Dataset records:
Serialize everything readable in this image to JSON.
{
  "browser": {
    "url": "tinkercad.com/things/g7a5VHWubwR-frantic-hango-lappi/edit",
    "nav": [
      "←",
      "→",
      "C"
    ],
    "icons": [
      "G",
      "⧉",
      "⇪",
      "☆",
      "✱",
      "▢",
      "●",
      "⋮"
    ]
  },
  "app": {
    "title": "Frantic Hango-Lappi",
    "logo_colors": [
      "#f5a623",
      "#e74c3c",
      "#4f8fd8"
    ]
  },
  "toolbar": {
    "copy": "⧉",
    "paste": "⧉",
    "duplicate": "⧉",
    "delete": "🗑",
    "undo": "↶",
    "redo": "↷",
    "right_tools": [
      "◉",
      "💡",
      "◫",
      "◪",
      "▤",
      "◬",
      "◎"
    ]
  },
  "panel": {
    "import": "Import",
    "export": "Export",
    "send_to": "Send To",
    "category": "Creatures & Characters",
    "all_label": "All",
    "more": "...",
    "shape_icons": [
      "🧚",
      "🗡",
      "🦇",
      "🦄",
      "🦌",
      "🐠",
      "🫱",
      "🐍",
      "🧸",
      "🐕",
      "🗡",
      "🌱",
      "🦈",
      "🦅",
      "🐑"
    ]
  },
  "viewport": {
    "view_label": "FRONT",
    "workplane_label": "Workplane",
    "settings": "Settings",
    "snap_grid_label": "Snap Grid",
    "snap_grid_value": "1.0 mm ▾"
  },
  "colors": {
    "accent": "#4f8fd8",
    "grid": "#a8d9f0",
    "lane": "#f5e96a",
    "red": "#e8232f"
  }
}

What you will do
Transcribe all the entries, keeping each one exactly as it is.

Output of the exercise
Serialize everything readable in this image to JSON.
{
  "browser": {
    "url": "tinkercad.com/things/g7a5VHWubwR-frantic-hango-lappi/edit",
    "nav": [
      "←",
      "→",
      "C"
    ],
    "icons": [
      "G",
      "⧉",
      "⇪",
      "☆",
      "✱",
      "▢",
      "●",
      "⋮"
    ]
  },
  "app": {
    "title": "Frantic Hango-Lappi",
    "logo_colors": [
      "#f5a623",
      "#e74c3c",
      "#4f8fd8"
    ]
  },
  "toolbar": {
    "copy": "⧉",
    "paste": "⧉",
    "duplicate": "⧉",
    "delete": "🗑",
    "undo": "↶",
    "redo": "↷",
    "right_tools": [
      "◉",
      "💡",
      "◫",
      "◪",
      "▤",
      "◬",
      "◎"
    ]
  },
  "panel": {
    "import": "Import",
    "export": "Export",
    "send_to": "Send To",
    "category": "Creatures & Characters",
    "all_label": "All",
    "more": "...",
    "shape_icons": [
      "🧚",
      "🗡",
      "🦇",
      "🦄",
      "🦌",
      "🐠",
      "🫱",
      "🐍",
      "🧸",
      "🐕",
      "🗡",
      "🌱",
      "🦈",
      "🦅",
      "🐑"
    ]
  },
  "viewport": {
    "view_label": "FRONT",
    "workplane_label": "Workplane",
    "settings": "Settings",
    "snap_grid_label": "Snap Grid",
    "snap_grid_value": "1.0 mm ▾"
  },
  "colors": {
    "accent": "#4f8fd8",
    "grid": "#a8d9f0",
    "lane": "#f5e96a",
    "red": "#e8232f"
  }
}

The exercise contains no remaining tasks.